● **WORKING DATA**
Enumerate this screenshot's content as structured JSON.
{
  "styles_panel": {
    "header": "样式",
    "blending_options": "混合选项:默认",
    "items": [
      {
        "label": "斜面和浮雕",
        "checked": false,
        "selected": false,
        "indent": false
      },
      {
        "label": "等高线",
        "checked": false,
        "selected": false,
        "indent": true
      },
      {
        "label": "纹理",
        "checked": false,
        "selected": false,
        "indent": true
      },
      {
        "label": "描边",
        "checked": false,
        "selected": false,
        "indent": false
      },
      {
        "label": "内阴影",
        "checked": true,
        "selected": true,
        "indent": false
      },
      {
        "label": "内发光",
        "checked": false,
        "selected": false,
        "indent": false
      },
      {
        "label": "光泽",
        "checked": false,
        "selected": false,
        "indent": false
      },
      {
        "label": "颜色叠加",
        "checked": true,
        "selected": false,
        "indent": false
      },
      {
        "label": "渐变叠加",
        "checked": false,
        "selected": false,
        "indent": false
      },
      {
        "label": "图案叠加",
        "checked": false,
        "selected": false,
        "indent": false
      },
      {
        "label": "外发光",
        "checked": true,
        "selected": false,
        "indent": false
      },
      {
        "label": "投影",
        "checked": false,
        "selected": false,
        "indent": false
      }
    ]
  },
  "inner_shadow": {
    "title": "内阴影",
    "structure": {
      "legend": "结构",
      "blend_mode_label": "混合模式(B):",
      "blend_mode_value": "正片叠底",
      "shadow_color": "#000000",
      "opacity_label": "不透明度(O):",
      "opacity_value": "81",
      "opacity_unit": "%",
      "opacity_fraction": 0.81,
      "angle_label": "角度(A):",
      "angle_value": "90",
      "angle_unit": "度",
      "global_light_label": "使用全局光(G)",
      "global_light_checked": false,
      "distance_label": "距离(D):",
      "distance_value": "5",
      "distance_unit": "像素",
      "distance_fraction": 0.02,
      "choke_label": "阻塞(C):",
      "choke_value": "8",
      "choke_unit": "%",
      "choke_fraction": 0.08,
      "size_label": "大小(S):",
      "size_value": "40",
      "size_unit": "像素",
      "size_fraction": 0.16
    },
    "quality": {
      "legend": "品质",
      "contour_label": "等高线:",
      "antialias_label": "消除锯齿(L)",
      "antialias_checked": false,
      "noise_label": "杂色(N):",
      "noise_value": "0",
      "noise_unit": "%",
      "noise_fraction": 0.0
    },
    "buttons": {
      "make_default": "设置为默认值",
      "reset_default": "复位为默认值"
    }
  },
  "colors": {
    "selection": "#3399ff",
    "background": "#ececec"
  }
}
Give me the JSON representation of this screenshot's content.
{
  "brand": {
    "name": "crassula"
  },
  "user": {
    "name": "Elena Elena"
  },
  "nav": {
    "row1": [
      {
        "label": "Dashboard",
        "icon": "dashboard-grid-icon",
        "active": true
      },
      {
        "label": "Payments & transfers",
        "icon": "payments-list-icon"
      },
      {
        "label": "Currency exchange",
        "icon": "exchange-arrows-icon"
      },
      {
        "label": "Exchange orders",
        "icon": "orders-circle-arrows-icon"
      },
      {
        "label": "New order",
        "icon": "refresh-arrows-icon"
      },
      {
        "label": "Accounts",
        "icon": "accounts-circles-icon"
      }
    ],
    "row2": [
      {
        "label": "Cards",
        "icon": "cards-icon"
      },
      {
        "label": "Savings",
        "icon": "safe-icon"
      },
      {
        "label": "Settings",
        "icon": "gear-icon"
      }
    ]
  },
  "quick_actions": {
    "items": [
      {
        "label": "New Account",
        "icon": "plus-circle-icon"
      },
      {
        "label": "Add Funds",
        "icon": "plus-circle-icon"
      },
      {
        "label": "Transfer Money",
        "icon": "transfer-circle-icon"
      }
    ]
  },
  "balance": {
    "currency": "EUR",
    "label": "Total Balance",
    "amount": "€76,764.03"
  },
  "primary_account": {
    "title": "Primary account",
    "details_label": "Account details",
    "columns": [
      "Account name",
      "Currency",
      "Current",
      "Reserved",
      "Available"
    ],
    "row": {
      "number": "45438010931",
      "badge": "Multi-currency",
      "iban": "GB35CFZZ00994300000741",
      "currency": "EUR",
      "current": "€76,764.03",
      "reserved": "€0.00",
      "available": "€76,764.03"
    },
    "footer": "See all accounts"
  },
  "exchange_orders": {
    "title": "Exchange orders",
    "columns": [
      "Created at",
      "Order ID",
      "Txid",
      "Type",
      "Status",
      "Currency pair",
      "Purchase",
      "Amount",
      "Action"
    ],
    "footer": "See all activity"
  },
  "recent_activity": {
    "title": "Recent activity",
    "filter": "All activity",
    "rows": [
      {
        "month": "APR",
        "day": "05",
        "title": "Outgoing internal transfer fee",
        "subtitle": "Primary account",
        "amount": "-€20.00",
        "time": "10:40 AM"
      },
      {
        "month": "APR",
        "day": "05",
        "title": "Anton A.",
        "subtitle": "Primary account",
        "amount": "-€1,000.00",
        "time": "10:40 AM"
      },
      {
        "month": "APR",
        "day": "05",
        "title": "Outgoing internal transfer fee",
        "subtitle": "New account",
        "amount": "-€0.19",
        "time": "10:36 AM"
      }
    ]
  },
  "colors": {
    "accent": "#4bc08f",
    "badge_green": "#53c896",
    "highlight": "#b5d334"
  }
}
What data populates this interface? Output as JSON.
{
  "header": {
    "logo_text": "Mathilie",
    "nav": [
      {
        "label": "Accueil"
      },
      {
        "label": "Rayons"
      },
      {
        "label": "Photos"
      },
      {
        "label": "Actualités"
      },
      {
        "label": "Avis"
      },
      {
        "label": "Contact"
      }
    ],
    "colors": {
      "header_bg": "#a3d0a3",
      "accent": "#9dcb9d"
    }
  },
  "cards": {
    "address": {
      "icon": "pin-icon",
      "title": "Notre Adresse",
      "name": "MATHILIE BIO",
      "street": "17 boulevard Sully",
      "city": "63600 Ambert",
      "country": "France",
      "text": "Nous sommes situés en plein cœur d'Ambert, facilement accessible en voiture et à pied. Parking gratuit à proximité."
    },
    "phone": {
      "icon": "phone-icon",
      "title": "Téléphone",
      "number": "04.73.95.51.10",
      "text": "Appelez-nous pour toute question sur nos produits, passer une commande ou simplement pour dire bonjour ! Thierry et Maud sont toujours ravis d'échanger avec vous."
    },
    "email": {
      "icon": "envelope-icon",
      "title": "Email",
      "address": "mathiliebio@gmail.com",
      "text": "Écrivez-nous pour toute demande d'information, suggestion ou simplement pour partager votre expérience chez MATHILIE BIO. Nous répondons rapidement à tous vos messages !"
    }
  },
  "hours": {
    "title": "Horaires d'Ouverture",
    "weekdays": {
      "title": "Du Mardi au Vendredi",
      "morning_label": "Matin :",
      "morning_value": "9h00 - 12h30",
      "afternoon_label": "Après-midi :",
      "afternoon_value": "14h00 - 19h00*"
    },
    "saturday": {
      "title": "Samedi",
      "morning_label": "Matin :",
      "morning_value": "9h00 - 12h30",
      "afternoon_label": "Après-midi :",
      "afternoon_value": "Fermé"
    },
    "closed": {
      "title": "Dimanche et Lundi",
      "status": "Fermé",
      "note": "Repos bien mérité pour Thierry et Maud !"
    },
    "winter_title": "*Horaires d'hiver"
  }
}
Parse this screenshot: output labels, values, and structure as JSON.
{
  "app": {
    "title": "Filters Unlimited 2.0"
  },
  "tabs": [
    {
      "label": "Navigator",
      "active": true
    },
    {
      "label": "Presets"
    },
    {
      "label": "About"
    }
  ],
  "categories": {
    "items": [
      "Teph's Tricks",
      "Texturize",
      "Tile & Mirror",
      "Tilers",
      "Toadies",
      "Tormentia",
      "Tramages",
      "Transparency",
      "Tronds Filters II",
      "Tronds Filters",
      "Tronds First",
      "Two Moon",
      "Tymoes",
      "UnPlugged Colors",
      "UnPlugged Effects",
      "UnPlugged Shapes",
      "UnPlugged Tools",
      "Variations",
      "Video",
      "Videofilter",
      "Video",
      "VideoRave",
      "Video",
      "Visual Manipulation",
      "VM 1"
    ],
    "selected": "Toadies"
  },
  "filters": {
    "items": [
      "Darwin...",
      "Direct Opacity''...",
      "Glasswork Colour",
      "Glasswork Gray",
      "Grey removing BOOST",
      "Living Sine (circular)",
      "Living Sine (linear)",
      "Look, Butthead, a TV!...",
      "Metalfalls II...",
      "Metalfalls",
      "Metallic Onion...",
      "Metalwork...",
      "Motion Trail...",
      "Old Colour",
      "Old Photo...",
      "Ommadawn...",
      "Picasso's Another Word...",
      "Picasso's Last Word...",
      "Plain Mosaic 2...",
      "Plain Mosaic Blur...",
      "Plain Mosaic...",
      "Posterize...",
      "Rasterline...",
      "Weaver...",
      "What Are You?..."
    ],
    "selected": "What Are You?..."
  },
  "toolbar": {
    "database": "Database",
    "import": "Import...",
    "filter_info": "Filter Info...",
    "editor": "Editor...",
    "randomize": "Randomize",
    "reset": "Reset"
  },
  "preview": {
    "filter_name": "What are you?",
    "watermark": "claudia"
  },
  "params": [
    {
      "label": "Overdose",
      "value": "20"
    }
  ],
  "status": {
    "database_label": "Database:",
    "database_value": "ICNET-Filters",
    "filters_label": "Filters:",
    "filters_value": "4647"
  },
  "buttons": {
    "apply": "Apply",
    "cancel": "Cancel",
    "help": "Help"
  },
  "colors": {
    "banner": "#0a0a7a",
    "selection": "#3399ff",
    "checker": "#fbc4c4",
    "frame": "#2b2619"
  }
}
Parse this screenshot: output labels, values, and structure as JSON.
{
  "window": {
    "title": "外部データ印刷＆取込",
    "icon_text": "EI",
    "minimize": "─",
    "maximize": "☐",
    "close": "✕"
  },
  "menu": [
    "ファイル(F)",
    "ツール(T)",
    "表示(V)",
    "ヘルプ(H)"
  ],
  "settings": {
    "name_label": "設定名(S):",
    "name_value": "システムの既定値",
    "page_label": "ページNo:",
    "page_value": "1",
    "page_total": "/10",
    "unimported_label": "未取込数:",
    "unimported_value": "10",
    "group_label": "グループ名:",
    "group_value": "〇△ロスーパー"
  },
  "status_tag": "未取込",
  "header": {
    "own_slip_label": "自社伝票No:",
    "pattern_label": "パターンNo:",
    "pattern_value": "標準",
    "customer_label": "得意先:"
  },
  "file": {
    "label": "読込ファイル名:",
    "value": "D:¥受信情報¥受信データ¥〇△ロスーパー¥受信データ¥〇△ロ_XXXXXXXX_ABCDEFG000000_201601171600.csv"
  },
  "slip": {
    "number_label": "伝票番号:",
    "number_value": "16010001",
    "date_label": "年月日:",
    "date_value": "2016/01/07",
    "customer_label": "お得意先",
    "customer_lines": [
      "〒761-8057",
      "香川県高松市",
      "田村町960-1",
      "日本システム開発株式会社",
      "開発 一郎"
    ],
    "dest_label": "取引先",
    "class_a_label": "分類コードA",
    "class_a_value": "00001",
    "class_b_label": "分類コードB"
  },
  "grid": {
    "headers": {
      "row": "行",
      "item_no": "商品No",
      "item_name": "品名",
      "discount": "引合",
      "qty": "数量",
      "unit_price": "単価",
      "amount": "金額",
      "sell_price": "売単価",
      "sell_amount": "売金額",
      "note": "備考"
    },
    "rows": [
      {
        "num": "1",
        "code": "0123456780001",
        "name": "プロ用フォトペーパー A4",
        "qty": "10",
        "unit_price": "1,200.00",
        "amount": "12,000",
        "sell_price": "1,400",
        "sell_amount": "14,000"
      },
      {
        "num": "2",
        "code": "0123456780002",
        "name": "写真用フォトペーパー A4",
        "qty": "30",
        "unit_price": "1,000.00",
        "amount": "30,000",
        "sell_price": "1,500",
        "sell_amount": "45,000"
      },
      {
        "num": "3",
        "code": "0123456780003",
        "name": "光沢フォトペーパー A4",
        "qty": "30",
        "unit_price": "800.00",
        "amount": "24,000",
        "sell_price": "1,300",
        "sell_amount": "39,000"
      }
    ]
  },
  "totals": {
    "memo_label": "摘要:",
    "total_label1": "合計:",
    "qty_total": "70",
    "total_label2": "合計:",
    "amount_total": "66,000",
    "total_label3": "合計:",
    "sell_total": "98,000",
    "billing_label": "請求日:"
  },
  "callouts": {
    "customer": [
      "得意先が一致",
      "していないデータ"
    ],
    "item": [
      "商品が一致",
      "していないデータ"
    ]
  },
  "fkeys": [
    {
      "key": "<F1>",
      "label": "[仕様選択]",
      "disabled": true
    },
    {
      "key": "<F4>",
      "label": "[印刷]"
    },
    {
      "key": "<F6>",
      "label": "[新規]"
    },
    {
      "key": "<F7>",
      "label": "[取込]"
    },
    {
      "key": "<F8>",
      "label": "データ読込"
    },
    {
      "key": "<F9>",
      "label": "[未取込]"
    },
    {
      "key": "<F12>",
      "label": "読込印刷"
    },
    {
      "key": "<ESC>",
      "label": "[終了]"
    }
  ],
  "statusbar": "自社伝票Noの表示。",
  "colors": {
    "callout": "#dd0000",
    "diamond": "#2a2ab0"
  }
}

● **AIM**
Copy each line from the records above that includes the string "Tronds".

● **ANSWER FOR THIS EXERCISE**
      "Tronds Filters II",
      "Tronds Filters",
      "Tronds First",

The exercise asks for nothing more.